Records contained in a dataset

========

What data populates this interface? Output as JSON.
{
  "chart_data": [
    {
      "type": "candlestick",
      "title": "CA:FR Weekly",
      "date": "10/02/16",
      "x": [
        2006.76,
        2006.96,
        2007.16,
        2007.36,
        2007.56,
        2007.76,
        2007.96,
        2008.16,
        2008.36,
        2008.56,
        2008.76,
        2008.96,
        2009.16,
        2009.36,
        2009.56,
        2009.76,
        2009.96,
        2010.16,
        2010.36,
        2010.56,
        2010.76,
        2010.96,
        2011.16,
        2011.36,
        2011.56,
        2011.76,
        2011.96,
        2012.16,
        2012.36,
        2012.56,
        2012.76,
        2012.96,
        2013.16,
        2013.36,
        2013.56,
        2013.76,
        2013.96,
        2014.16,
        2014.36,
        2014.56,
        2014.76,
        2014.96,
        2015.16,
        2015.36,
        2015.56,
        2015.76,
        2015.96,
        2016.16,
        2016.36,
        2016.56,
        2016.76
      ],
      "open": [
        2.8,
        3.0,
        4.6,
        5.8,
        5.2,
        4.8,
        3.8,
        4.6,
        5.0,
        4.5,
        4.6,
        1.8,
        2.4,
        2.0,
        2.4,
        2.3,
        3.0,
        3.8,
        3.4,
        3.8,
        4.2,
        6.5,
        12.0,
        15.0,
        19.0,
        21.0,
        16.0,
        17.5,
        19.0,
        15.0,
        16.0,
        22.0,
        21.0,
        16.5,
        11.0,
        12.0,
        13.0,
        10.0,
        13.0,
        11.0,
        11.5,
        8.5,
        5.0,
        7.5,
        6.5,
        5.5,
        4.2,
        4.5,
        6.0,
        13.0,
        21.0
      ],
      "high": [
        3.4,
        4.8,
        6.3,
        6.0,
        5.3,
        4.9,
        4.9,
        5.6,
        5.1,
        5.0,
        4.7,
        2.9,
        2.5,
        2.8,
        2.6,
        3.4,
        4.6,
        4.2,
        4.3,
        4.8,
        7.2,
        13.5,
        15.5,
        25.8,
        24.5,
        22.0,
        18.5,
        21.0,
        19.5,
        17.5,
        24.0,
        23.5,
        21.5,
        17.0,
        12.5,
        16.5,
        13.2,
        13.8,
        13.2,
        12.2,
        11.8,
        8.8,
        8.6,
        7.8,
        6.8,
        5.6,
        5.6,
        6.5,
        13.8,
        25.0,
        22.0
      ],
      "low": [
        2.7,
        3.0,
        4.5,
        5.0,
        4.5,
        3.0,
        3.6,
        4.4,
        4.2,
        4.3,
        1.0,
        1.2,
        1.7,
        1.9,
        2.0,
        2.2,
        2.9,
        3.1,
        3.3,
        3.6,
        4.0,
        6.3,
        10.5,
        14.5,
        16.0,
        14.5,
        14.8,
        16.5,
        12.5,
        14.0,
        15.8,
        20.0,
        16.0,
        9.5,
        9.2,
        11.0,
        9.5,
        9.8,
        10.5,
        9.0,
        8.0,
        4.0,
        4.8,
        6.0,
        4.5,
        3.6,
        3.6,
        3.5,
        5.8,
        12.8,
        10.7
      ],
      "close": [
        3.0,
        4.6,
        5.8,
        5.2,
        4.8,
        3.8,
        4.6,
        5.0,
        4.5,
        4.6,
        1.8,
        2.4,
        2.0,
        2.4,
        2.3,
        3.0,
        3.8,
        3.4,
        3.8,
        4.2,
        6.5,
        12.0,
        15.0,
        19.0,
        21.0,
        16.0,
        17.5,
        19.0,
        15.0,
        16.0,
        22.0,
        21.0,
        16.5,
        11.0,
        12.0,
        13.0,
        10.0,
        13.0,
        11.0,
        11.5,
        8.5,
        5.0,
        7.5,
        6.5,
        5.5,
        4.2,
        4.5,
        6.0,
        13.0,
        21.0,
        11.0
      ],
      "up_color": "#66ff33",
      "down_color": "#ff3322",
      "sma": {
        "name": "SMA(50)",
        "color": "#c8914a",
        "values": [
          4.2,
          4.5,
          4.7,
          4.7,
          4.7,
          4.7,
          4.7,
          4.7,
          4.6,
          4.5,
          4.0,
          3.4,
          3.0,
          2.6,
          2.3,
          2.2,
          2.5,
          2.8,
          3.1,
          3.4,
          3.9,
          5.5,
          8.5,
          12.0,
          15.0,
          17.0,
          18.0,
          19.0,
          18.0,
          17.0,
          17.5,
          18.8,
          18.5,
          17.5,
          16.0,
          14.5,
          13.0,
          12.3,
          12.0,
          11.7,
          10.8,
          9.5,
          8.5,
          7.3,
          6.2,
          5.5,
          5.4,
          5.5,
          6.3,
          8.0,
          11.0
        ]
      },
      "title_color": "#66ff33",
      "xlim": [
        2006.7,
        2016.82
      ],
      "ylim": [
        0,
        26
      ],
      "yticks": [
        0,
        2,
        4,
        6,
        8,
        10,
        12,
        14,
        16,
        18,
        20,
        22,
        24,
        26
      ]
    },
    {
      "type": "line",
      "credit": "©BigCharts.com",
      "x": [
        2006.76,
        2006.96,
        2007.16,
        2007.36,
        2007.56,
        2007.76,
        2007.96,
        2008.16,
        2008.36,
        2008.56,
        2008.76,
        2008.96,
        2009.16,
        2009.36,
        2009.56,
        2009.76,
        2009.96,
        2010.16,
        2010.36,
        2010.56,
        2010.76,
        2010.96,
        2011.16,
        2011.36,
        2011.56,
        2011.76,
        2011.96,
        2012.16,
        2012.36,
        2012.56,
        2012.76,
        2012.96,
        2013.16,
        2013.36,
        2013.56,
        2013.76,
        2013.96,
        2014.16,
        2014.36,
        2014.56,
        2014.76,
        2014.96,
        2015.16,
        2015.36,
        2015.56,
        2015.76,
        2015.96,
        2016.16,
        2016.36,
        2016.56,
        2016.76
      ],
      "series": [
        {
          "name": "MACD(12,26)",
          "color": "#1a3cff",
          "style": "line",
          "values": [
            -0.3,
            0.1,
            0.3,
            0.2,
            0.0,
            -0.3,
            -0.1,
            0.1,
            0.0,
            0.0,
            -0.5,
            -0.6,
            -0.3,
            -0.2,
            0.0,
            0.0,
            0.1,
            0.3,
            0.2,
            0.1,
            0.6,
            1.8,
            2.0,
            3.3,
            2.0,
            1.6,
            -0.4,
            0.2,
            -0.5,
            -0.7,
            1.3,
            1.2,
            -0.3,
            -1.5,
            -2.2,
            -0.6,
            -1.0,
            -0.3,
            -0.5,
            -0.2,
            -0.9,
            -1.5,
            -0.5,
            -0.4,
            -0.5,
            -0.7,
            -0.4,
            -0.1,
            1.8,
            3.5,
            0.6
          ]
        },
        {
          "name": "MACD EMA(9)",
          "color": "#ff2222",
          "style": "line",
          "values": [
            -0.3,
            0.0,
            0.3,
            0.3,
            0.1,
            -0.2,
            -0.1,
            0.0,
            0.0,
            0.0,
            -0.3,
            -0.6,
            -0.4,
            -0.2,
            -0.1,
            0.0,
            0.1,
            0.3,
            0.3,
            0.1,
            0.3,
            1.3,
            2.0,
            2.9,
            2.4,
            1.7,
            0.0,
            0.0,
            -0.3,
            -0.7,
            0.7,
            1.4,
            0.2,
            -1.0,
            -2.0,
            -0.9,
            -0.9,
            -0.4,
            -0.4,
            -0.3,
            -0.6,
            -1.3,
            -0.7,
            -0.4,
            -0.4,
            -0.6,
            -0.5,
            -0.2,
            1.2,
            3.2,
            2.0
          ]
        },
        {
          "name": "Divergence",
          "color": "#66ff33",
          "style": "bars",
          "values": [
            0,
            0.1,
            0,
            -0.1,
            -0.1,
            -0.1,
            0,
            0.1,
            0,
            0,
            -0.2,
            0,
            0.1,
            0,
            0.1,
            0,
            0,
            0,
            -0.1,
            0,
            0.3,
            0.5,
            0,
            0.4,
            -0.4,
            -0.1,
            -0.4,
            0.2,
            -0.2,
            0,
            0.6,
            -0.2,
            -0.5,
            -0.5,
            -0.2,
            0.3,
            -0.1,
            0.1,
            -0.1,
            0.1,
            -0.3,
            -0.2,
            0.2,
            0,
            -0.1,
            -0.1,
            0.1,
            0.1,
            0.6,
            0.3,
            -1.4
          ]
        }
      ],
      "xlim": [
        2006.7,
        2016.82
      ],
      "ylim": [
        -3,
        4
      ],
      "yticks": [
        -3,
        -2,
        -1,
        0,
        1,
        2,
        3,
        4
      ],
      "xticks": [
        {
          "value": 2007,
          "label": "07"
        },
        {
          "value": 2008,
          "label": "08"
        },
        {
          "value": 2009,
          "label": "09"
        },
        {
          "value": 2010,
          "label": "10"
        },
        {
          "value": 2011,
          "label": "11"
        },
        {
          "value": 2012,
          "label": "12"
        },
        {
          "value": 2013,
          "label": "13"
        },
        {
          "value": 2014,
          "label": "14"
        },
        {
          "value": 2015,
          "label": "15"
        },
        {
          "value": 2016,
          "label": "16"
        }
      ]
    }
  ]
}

========

■ **Task instructions**: In the listing above, find each line with the word "label" and copy it.

■ **The solution**:
          "label": "07"
          "label": "08"
          "label": "09"
          "label": "10"
          "label": "11"
          "label": "12"
          "label": "13"
          "label": "14"
          "label": "15"
          "label": "16"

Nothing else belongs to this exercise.